» **Task item**
Read the records below. Copy each line where the string "Chart" occurs.

(Records contained in a dataset)
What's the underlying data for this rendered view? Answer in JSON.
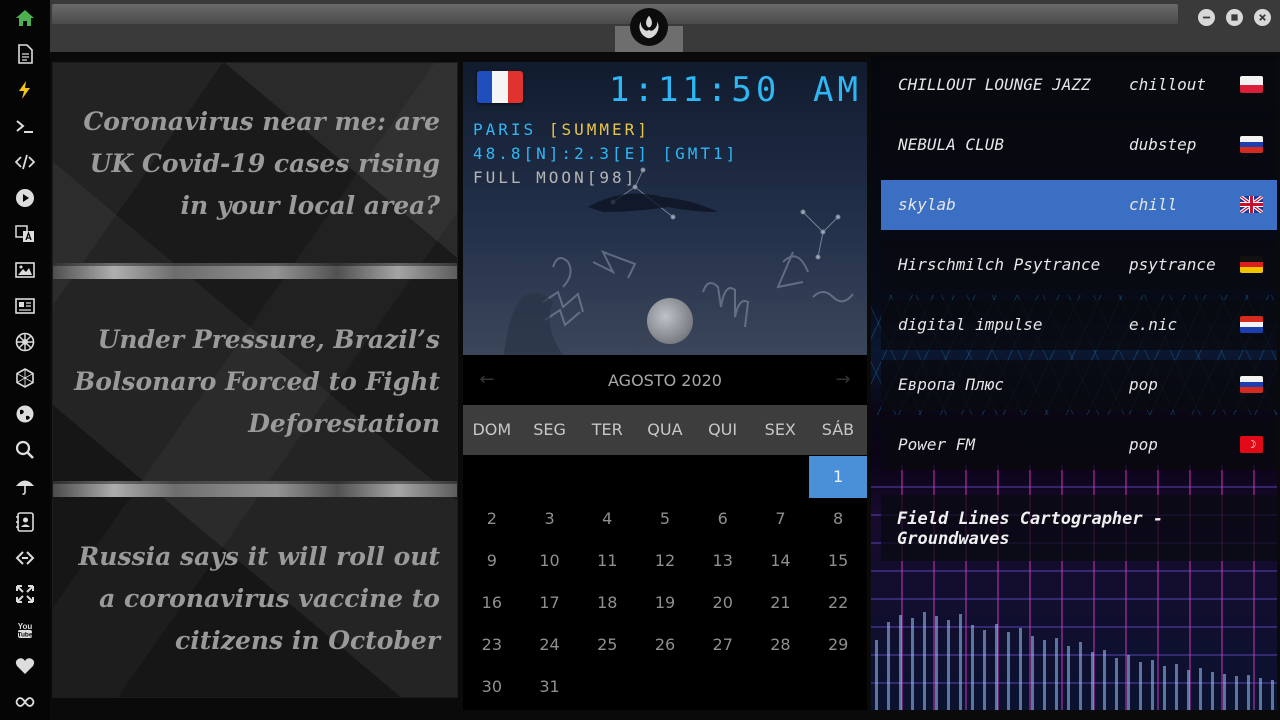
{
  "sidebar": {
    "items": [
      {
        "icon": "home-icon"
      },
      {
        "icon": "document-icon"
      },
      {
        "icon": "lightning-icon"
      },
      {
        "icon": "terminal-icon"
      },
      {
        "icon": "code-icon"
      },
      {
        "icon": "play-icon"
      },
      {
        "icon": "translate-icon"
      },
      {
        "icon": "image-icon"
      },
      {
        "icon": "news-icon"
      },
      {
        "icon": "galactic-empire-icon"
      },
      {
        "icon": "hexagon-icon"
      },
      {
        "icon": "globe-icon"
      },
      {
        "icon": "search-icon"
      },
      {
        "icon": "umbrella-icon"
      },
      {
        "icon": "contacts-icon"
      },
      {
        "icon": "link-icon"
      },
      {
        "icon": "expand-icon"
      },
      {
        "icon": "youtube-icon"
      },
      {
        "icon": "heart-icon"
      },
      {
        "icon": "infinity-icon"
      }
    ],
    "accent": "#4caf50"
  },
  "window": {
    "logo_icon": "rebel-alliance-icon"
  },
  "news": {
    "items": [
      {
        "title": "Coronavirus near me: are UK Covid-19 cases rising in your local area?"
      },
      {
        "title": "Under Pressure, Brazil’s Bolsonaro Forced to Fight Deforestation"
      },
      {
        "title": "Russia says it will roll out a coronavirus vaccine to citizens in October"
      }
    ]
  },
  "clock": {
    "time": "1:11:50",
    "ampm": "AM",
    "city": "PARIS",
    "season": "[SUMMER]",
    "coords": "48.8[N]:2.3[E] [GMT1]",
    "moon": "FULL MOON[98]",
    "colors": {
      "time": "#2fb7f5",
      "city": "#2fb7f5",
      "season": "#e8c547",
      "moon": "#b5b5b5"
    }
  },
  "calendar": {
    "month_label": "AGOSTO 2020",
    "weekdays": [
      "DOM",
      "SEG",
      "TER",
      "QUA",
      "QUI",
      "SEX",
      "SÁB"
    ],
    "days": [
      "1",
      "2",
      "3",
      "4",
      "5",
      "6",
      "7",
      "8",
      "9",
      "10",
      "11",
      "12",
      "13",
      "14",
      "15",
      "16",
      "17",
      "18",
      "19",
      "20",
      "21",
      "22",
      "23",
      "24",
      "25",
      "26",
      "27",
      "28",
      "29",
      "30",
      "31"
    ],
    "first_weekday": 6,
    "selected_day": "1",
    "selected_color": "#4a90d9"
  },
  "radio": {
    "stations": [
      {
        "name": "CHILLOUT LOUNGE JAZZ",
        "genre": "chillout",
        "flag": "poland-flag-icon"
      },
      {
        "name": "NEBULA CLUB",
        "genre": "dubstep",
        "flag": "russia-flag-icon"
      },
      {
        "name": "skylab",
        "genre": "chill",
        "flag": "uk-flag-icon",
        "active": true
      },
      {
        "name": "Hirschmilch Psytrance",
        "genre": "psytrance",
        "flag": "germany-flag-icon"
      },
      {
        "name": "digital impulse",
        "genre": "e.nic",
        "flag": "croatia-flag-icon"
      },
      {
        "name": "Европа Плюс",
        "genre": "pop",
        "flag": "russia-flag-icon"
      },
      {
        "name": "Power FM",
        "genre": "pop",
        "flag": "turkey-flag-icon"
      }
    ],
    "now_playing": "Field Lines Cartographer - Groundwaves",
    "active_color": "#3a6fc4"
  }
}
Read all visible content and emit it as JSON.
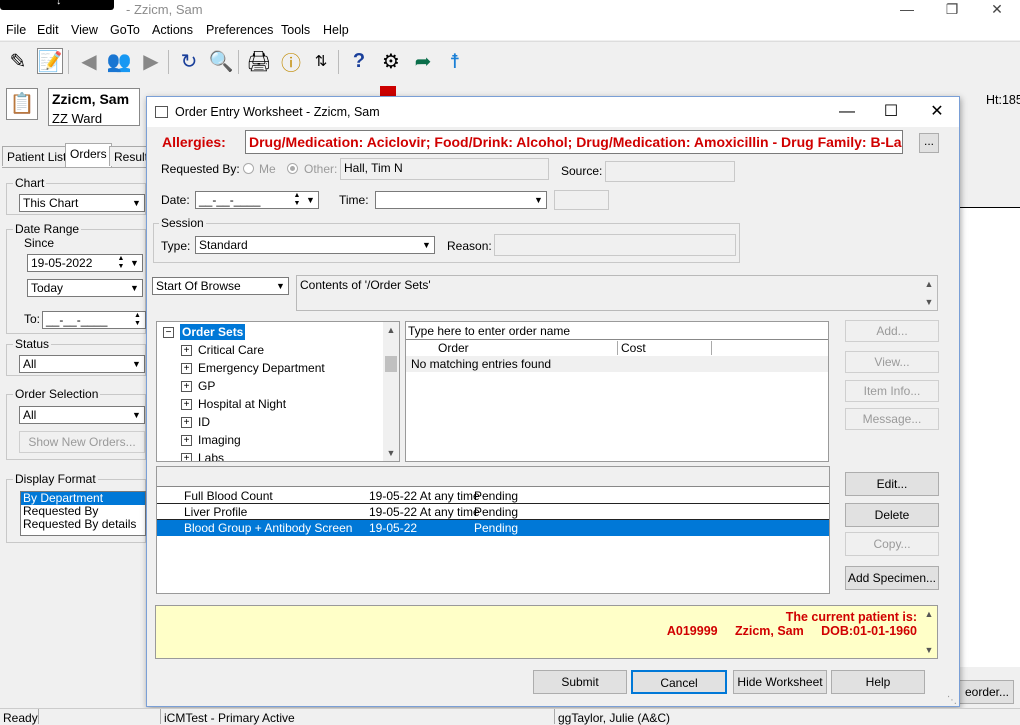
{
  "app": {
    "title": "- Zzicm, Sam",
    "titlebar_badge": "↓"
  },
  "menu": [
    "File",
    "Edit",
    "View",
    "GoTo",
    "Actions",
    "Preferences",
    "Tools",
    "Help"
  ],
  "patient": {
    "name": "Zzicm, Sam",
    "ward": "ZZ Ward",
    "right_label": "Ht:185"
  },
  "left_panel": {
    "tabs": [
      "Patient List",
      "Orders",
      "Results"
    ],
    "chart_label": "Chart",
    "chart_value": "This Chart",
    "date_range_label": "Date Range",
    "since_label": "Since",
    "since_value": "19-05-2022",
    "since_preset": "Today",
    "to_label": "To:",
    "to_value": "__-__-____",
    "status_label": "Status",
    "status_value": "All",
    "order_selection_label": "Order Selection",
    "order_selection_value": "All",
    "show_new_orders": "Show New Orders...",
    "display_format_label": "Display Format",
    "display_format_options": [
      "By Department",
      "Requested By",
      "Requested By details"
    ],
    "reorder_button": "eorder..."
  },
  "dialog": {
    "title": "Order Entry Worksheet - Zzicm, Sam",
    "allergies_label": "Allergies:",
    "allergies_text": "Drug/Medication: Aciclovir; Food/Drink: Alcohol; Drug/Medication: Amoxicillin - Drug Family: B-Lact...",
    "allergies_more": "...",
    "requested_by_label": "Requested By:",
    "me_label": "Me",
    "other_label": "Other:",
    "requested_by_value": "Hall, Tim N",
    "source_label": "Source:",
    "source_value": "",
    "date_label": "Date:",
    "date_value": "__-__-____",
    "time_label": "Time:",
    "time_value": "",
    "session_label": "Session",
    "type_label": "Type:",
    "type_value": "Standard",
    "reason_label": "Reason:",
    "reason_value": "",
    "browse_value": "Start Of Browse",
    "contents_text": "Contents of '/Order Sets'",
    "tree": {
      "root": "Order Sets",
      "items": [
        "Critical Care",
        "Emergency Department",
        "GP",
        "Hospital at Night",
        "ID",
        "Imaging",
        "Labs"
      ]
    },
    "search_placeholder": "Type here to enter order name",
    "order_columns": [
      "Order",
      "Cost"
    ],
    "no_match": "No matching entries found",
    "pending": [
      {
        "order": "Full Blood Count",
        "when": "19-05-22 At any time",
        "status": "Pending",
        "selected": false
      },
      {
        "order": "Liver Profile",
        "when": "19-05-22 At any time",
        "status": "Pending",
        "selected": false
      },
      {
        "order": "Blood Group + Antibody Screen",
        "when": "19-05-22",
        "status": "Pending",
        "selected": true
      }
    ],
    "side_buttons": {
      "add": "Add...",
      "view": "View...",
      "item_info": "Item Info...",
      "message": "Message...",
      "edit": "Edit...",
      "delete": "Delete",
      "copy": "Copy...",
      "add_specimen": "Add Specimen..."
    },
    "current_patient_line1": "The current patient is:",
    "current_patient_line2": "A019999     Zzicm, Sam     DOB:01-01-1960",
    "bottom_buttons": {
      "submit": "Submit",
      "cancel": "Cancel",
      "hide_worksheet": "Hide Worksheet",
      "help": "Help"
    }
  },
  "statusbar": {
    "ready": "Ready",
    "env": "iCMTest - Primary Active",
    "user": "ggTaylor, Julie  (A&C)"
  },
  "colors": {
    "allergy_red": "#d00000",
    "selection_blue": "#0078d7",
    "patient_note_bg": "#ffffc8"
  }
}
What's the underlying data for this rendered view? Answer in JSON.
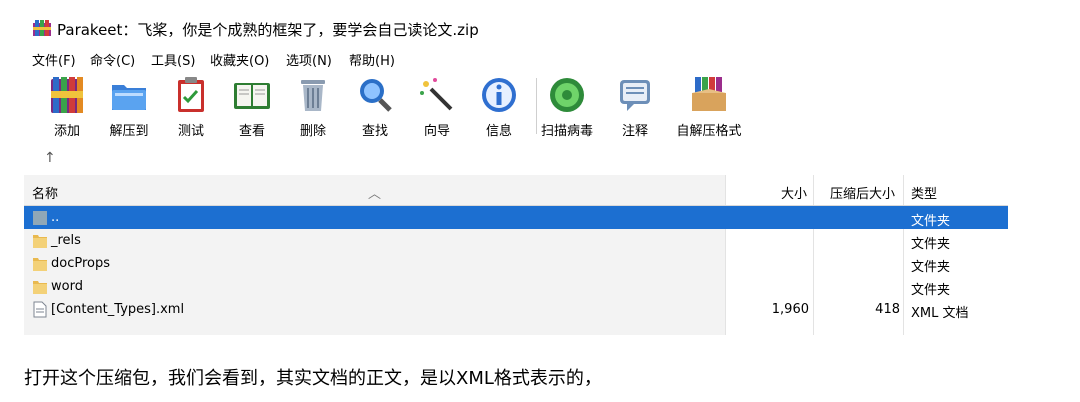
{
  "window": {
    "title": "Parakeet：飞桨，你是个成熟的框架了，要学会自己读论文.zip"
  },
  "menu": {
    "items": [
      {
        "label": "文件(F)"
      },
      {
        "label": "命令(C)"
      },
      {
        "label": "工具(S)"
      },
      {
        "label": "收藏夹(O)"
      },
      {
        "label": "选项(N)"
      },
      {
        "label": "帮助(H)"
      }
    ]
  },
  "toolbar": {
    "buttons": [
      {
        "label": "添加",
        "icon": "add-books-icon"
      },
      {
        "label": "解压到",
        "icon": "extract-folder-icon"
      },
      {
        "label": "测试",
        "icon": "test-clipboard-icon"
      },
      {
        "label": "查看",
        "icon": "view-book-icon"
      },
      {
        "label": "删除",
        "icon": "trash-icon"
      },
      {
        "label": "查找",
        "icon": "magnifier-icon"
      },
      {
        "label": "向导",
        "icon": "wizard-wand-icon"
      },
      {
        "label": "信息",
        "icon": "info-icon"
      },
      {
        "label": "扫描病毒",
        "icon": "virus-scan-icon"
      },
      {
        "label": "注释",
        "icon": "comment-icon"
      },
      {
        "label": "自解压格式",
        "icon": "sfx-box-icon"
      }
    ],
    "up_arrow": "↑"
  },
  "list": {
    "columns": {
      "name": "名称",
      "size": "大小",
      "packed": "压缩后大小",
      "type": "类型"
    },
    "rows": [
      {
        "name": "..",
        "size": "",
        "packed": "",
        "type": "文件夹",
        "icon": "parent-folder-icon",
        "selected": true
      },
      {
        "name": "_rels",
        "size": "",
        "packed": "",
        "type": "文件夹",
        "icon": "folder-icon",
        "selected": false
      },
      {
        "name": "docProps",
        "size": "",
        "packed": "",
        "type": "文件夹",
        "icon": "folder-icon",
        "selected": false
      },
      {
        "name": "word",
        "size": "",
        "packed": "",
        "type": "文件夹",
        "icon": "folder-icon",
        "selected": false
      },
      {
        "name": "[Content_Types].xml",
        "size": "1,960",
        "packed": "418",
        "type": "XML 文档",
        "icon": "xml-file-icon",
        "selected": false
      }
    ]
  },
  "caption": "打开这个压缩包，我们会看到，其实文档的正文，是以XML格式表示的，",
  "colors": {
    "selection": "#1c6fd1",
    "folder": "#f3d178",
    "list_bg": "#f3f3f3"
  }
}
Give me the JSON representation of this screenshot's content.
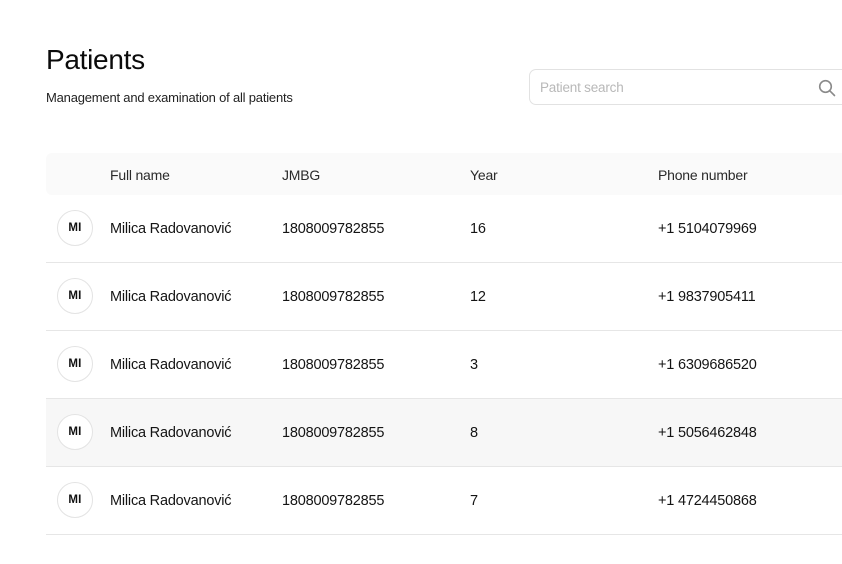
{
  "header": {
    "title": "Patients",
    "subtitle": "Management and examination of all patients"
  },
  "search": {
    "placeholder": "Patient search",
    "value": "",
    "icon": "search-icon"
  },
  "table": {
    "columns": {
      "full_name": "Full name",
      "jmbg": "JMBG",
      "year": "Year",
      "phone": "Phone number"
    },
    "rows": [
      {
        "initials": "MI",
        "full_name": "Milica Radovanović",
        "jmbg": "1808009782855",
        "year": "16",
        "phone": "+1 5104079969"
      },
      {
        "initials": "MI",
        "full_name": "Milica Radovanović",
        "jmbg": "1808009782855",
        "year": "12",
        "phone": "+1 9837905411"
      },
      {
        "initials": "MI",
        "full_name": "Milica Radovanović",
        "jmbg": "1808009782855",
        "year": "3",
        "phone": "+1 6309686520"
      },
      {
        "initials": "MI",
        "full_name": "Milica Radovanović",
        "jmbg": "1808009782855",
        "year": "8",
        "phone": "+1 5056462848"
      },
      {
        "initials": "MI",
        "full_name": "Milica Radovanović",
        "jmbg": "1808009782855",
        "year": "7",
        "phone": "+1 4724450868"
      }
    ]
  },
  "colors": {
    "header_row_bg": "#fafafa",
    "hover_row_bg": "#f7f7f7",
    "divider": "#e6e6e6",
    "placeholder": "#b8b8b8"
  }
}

» **Result of this task**
    "chart_label": "Chart",
    "chart_value": "This Chart",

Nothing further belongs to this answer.